**Written problem:**
Write every record out again exactly, and keep images out of it.

--

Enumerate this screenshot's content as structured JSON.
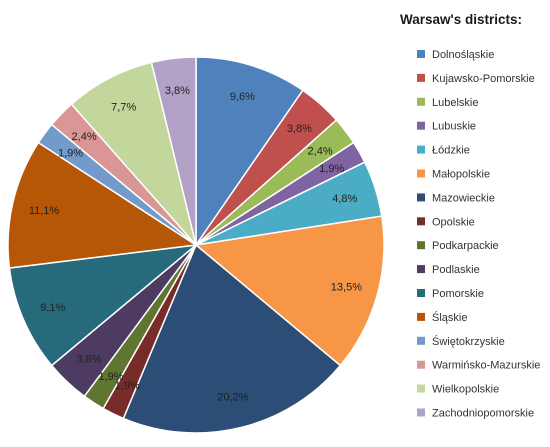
{
  "chart_data": {
    "type": "pie",
    "title": "",
    "legend_title": "Warsaw's districts:",
    "legend_position": "right",
    "start_angle_deg": 0,
    "direction": "clockwise",
    "slices": [
      {
        "name": "Dolnośląskie",
        "value": 9.6,
        "label": "9,6%",
        "color": "#4f81bd"
      },
      {
        "name": "Kujawsko-Pomorskie",
        "value": 3.8,
        "label": "3,8%",
        "color": "#c0504d"
      },
      {
        "name": "Lubelskie",
        "value": 2.4,
        "label": "2,4%",
        "color": "#9bbb59"
      },
      {
        "name": "Lubuskie",
        "value": 1.9,
        "label": "1,9%",
        "color": "#8064a2"
      },
      {
        "name": "Łódzkie",
        "value": 4.8,
        "label": "4,8%",
        "color": "#4bacc6"
      },
      {
        "name": "Małopolskie",
        "value": 13.5,
        "label": "13,5%",
        "color": "#f79646"
      },
      {
        "name": "Mazowieckie",
        "value": 20.2,
        "label": "20,2%",
        "color": "#2c4d75"
      },
      {
        "name": "Opolskie",
        "value": 1.9,
        "label": "1,9%",
        "color": "#772c2a"
      },
      {
        "name": "Podkarpackie",
        "value": 1.9,
        "label": "1,9%",
        "color": "#5f7530"
      },
      {
        "name": "Podlaskie",
        "value": 3.8,
        "label": "3,8%",
        "color": "#4d3b62"
      },
      {
        "name": "Pomorskie",
        "value": 9.1,
        "label": "9,1%",
        "color": "#276a7c"
      },
      {
        "name": "Śląskie",
        "value": 11.1,
        "label": "11,1%",
        "color": "#b65708"
      },
      {
        "name": "Świętokrzyskie",
        "value": 1.9,
        "label": "1,9%",
        "color": "#729aca"
      },
      {
        "name": "Warmińsko-Mazurskie",
        "value": 2.4,
        "label": "2,4%",
        "color": "#d99694"
      },
      {
        "name": "Wielkopolskie",
        "value": 7.7,
        "label": "7,7%",
        "color": "#c3d69b"
      },
      {
        "name": "Zachodniopomorskie",
        "value": 3.8,
        "label": "3,8%",
        "color": "#b2a1c7"
      }
    ]
  }
}
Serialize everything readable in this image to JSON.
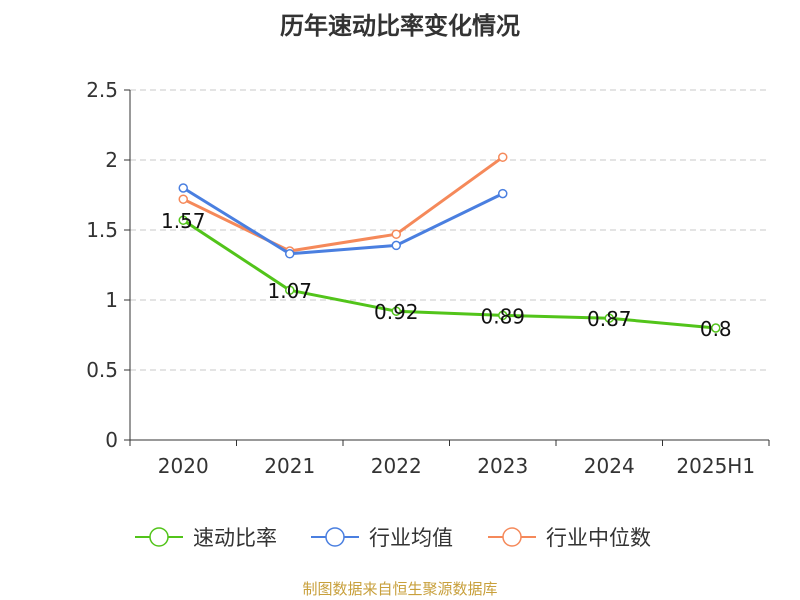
{
  "chart_data": {
    "type": "line",
    "title": "历年速动比率变化情况",
    "categories": [
      "2020",
      "2021",
      "2022",
      "2023",
      "2024",
      "2025H1"
    ],
    "ylim": [
      0,
      2.5
    ],
    "yticks": [
      "0",
      "0.5",
      "1",
      "1.5",
      "2",
      "2.5"
    ],
    "grid": true,
    "legend_position": "bottom",
    "series": [
      {
        "name": "速动比率",
        "color": "#52c41a",
        "values": [
          1.57,
          1.07,
          0.92,
          0.89,
          0.87,
          0.8
        ],
        "labels": [
          "1.57",
          "1.07",
          "0.92",
          "0.89",
          "0.87",
          "0.8"
        ]
      },
      {
        "name": "行业均值",
        "color": "#4a7fe0",
        "values": [
          1.8,
          1.33,
          1.39,
          1.76,
          null,
          null
        ]
      },
      {
        "name": "行业中位数",
        "color": "#f5895a",
        "values": [
          1.72,
          1.35,
          1.47,
          2.02,
          null,
          null
        ]
      }
    ],
    "source": "制图数据来自恒生聚源数据库",
    "source_color": "#c8a03c"
  }
}
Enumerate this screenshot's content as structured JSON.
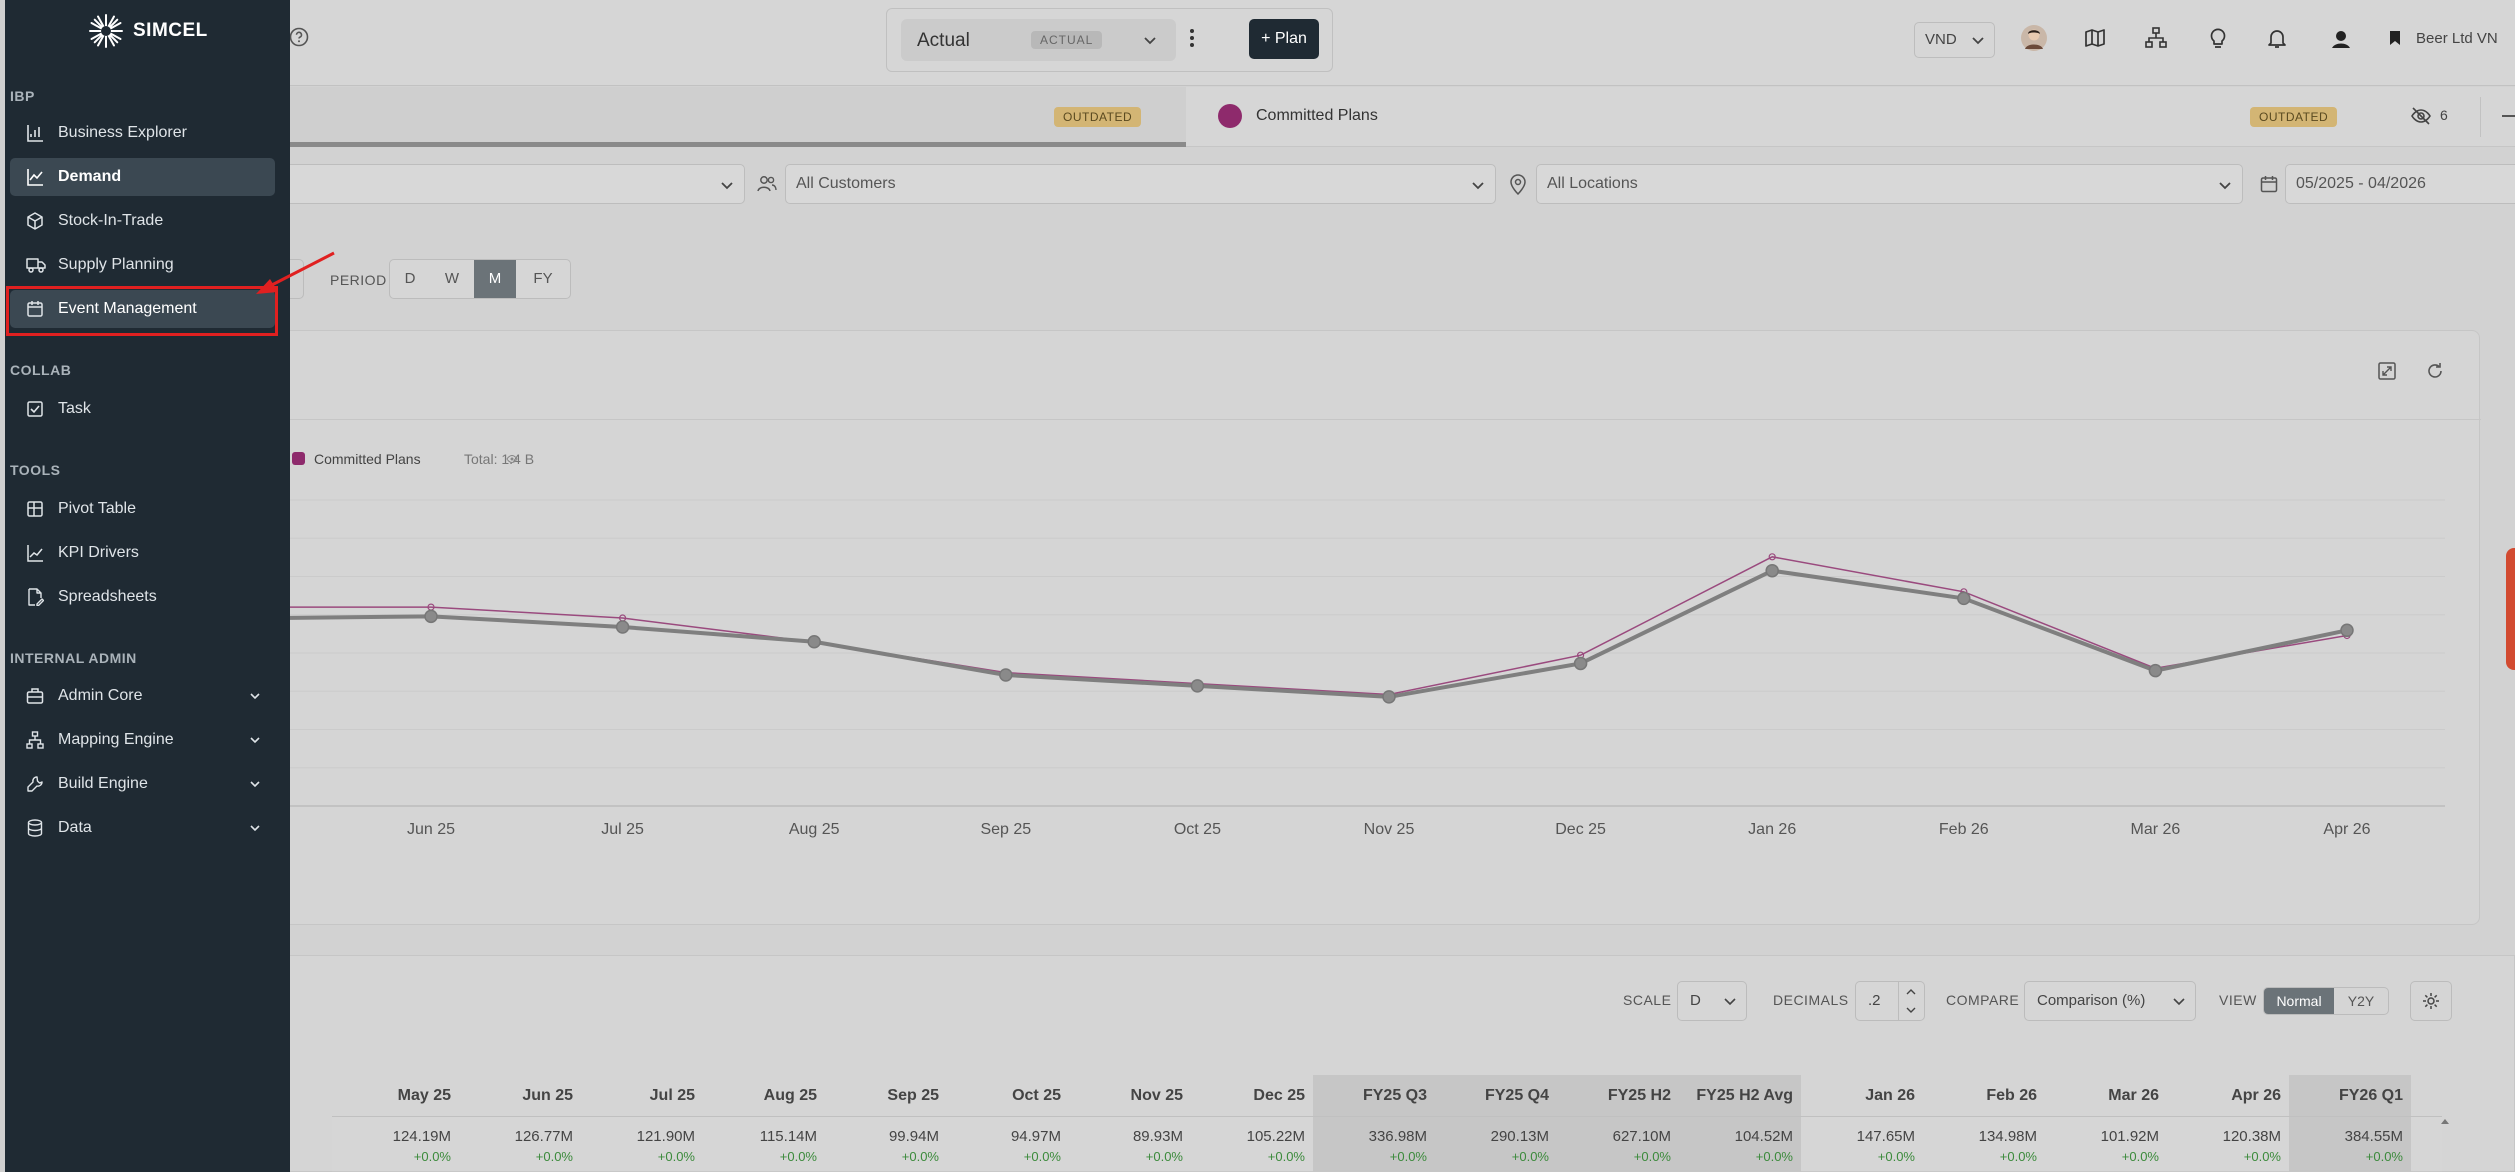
{
  "header": {
    "scenario_name": "Actual",
    "scenario_badge": "ACTUAL",
    "plan_button": "+ Plan",
    "currency": "VND",
    "company": "Beer Ltd VN"
  },
  "tabs": [
    {
      "label": "",
      "badge": "OUTDATED"
    },
    {
      "label": "Committed Plans",
      "badge": "OUTDATED",
      "color": "#8e2a6c"
    }
  ],
  "hidden_count": "6",
  "filters": {
    "customers": "All Customers",
    "locations": "All Locations",
    "date_range": "05/2025 - 04/2026"
  },
  "period": {
    "label": "PERIOD",
    "options": [
      "D",
      "W",
      "M",
      "FY"
    ],
    "selected": "M"
  },
  "legend": {
    "name": "Committed Plans",
    "total": "Total: 1.4 B"
  },
  "chart_data": {
    "type": "line",
    "x": [
      "Jun 25",
      "Jul 25",
      "Aug 25",
      "Sep 25",
      "Oct 25",
      "Nov 25",
      "Dec 25",
      "Jan 26",
      "Feb 26",
      "Mar 26",
      "Apr 26"
    ],
    "series": [
      {
        "name": "Committed Plans",
        "color": "#9a4a7e",
        "values": [
          131,
          126,
          115,
          101,
          96,
          91,
          109,
          154,
          138,
          103,
          118
        ]
      },
      {
        "name": "",
        "color": "#7f7f7f",
        "values": [
          126.77,
          121.9,
          115.14,
          99.94,
          94.97,
          89.93,
          105.22,
          147.65,
          134.98,
          101.92,
          120.38
        ]
      }
    ]
  },
  "table": {
    "scale_label": "SCALE",
    "scale_value": "D",
    "decimals_label": "DECIMALS",
    "decimals_value": ".2",
    "compare_label": "COMPARE",
    "compare_value": "Comparison (%)",
    "view_label": "VIEW",
    "view_options": [
      "Normal",
      "Y2Y"
    ],
    "columns": [
      {
        "label": "May 25",
        "value": "124.19M",
        "pct": "+0.0%"
      },
      {
        "label": "Jun 25",
        "value": "126.77M",
        "pct": "+0.0%"
      },
      {
        "label": "Jul 25",
        "value": "121.90M",
        "pct": "+0.0%"
      },
      {
        "label": "Aug 25",
        "value": "115.14M",
        "pct": "+0.0%"
      },
      {
        "label": "Sep 25",
        "value": "99.94M",
        "pct": "+0.0%"
      },
      {
        "label": "Oct 25",
        "value": "94.97M",
        "pct": "+0.0%"
      },
      {
        "label": "Nov 25",
        "value": "89.93M",
        "pct": "+0.0%"
      },
      {
        "label": "Dec 25",
        "value": "105.22M",
        "pct": "+0.0%"
      },
      {
        "label": "FY25 Q3",
        "value": "336.98M",
        "pct": "+0.0%"
      },
      {
        "label": "FY25 Q4",
        "value": "290.13M",
        "pct": "+0.0%"
      },
      {
        "label": "FY25 H2",
        "value": "627.10M",
        "pct": "+0.0%"
      },
      {
        "label": "FY25 H2 Avg",
        "value": "104.52M",
        "pct": "+0.0%"
      },
      {
        "label": "Jan 26",
        "value": "147.65M",
        "pct": "+0.0%"
      },
      {
        "label": "Feb 26",
        "value": "134.98M",
        "pct": "+0.0%"
      },
      {
        "label": "Mar 26",
        "value": "101.92M",
        "pct": "+0.0%"
      },
      {
        "label": "Apr 26",
        "value": "120.38M",
        "pct": "+0.0%"
      },
      {
        "label": "FY26 Q1",
        "value": "384.55M",
        "pct": "+0.0%"
      }
    ]
  },
  "sidebar": {
    "brand": "SIMCEL",
    "sections": {
      "ibp": "IBP",
      "collab": "COLLAB",
      "tools": "TOOLS",
      "admin": "INTERNAL ADMIN"
    },
    "items": {
      "business_explorer": "Business Explorer",
      "demand": "Demand",
      "stock_in_trade": "Stock-In-Trade",
      "supply_planning": "Supply Planning",
      "event_management": "Event Management",
      "task": "Task",
      "pivot_table": "Pivot Table",
      "kpi_drivers": "KPI Drivers",
      "spreadsheets": "Spreadsheets",
      "admin_core": "Admin Core",
      "mapping_engine": "Mapping Engine",
      "build_engine": "Build Engine",
      "data": "Data"
    }
  }
}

--

**The solution:**
Enumerate this screenshot's content as structured JSON.
{
  "chart_data": {
    "type": "pie",
    "title": "",
    "legend_title": "Warsaw's districts:",
    "legend_position": "right",
    "start_angle_deg": 0,
    "direction": "clockwise",
    "slices": [
      {
        "name": "Dolnośląskie",
        "value": 9.6,
        "label": "9,6%",
        "color": "#4f81bd"
      },
      {
        "name": "Kujawsko-Pomorskie",
        "value": 3.8,
        "label": "3,8%",
        "color": "#c0504d"
      },
      {
        "name": "Lubelskie",
        "value": 2.4,
        "label": "2,4%",
        "color": "#9bbb59"
      },
      {
        "name": "Lubuskie",
        "value": 1.9,
        "label": "1,9%",
        "color": "#8064a2"
      },
      {
        "name": "Łódzkie",
        "value": 4.8,
        "label": "4,8%",
        "color": "#4bacc6"
      },
      {
        "name": "Małopolskie",
        "value": 13.5,
        "label": "13,5%",
        "color": "#f79646"
      },
      {
        "name": "Mazowieckie",
        "value": 20.2,
        "label": "20,2%",
        "color": "#2c4d75"
      },
      {
        "name": "Opolskie",
        "value": 1.9,
        "label": "1,9%",
        "color": "#772c2a"
      },
      {
        "name": "Podkarpackie",
        "value": 1.9,
        "label": "1,9%",
        "color": "#5f7530"
      },
      {
        "name": "Podlaskie",
        "value": 3.8,
        "label": "3,8%",
        "color": "#4d3b62"
      },
      {
        "name": "Pomorskie",
        "value": 9.1,
        "label": "9,1%",
        "color": "#276a7c"
      },
      {
        "name": "Śląskie",
        "value": 11.1,
        "label": "11,1%",
        "color": "#b65708"
      },
      {
        "name": "Świętokrzyskie",
        "value": 1.9,
        "label": "1,9%",
        "color": "#729aca"
      },
      {
        "name": "Warmińsko-Mazurskie",
        "value": 2.4,
        "label": "2,4%",
        "color": "#d99694"
      },
      {
        "name": "Wielkopolskie",
        "value": 7.7,
        "label": "7,7%",
        "color": "#c3d69b"
      },
      {
        "name": "Zachodniopomorskie",
        "value": 3.8,
        "label": "3,8%",
        "color": "#b2a1c7"
      }
    ]
  }
}
Serialize everything readable in this image to JSON.
{
  "chart_data": {
    "type": "line",
    "title": "历年速动比率变化情况",
    "categories": [
      "2020",
      "2021",
      "2022",
      "2023",
      "2024",
      "2025H1"
    ],
    "ylim": [
      0,
      2.5
    ],
    "yticks": [
      "0",
      "0.5",
      "1",
      "1.5",
      "2",
      "2.5"
    ],
    "grid": true,
    "legend_position": "bottom",
    "series": [
      {
        "name": "速动比率",
        "color": "#52c41a",
        "values": [
          1.57,
          1.07,
          0.92,
          0.89,
          0.87,
          0.8
        ],
        "labels": [
          "1.57",
          "1.07",
          "0.92",
          "0.89",
          "0.87",
          "0.8"
        ]
      },
      {
        "name": "行业均值",
        "color": "#4a7fe0",
        "values": [
          1.8,
          1.33,
          1.39,
          1.76,
          null,
          null
        ]
      },
      {
        "name": "行业中位数",
        "color": "#f5895a",
        "values": [
          1.72,
          1.35,
          1.47,
          2.02,
          null,
          null
        ]
      }
    ],
    "source": "制图数据来自恒生聚源数据库",
    "source_color": "#c8a03c"
  }
}
Enumerate this screenshot's content as structured JSON.
{
  "header": {
    "scenario_name": "Actual",
    "scenario_badge": "ACTUAL",
    "plan_button": "+ Plan",
    "currency": "VND",
    "company": "Beer Ltd VN"
  },
  "tabs": [
    {
      "label": "",
      "badge": "OUTDATED"
    },
    {
      "label": "Committed Plans",
      "badge": "OUTDATED",
      "color": "#8e2a6c"
    }
  ],
  "hidden_count": "6",
  "filters": {
    "customers": "All Customers",
    "locations": "All Locations",
    "date_range": "05/2025 - 04/2026"
  },
  "period": {
    "label": "PERIOD",
    "options": [
      "D",
      "W",
      "M",
      "FY"
    ],
    "selected": "M"
  },
  "legend": {
    "name": "Committed Plans",
    "total": "Total: 1.4 B"
  },
  "chart_data": {
    "type": "line",
    "x": [
      "Jun 25",
      "Jul 25",
      "Aug 25",
      "Sep 25",
      "Oct 25",
      "Nov 25",
      "Dec 25",
      "Jan 26",
      "Feb 26",
      "Mar 26",
      "Apr 26"
    ],
    "series": [
      {
        "name": "Committed Plans",
        "color": "#9a4a7e",
        "values": [
          131,
          126,
          115,
          101,
          96,
          91,
          109,
          154,
          138,
          103,
          118
        ]
      },
      {
        "name": "",
        "color": "#7f7f7f",
        "values": [
          126.77,
          121.9,
          115.14,
          99.94,
          94.97,
          89.93,
          105.22,
          147.65,
          134.98,
          101.92,
          120.38
        ]
      }
    ]
  },
  "table": {
    "scale_label": "SCALE",
    "scale_value": "D",
    "decimals_label": "DECIMALS",
    "decimals_value": ".2",
    "compare_label": "COMPARE",
    "compare_value": "Comparison (%)",
    "view_label": "VIEW",
    "view_options": [
      "Normal",
      "Y2Y"
    ],
    "columns": [
      {
        "label": "May 25",
        "value": "124.19M",
        "pct": "+0.0%"
      },
      {
        "label": "Jun 25",
        "value": "126.77M",
        "pct": "+0.0%"
      },
      {
        "label": "Jul 25",
        "value": "121.90M",
        "pct": "+0.0%"
      },
      {
        "label": "Aug 25",
        "value": "115.14M",
        "pct": "+0.0%"
      },
      {
        "label": "Sep 25",
        "value": "99.94M",
        "pct": "+0.0%"
      },
      {
        "label": "Oct 25",
        "value": "94.97M",
        "pct": "+0.0%"
      },
      {
        "label": "Nov 25",
        "value": "89.93M",
        "pct": "+0.0%"
      },
      {
        "label": "Dec 25",
        "value": "105.22M",
        "pct": "+0.0%"
      },
      {
        "label": "FY25 Q3",
        "value": "336.98M",
        "pct": "+0.0%"
      },
      {
        "label": "FY25 Q4",
        "value": "290.13M",
        "pct": "+0.0%"
      },
      {
        "label": "FY25 H2",
        "value": "627.10M",
        "pct": "+0.0%"
      },
      {
        "label": "FY25 H2 Avg",
        "value": "104.52M",
        "pct": "+0.0%"
      },
      {
        "label": "Jan 26",
        "value": "147.65M",
        "pct": "+0.0%"
      },
      {
        "label": "Feb 26",
        "value": "134.98M",
        "pct": "+0.0%"
      },
      {
        "label": "Mar 26",
        "value": "101.92M",
        "pct": "+0.0%"
      },
      {
        "label": "Apr 26",
        "value": "120.38M",
        "pct": "+0.0%"
      },
      {
        "label": "FY26 Q1",
        "value": "384.55M",
        "pct": "+0.0%"
      }
    ]
  },
  "sidebar": {
    "brand": "SIMCEL",
    "sections": {
      "ibp": "IBP",
      "collab": "COLLAB",
      "tools": "TOOLS",
      "admin": "INTERNAL ADMIN"
    },
    "items": {
      "business_explorer": "Business Explorer",
      "demand": "Demand",
      "stock_in_trade": "Stock-In-Trade",
      "supply_planning": "Supply Planning",
      "event_management": "Event Management",
      "task": "Task",
      "pivot_table": "Pivot Table",
      "kpi_drivers": "KPI Drivers",
      "spreadsheets": "Spreadsheets",
      "admin_core": "Admin Core",
      "mapping_engine": "Mapping Engine",
      "build_engine": "Build Engine",
      "data": "Data"
    }
  }
}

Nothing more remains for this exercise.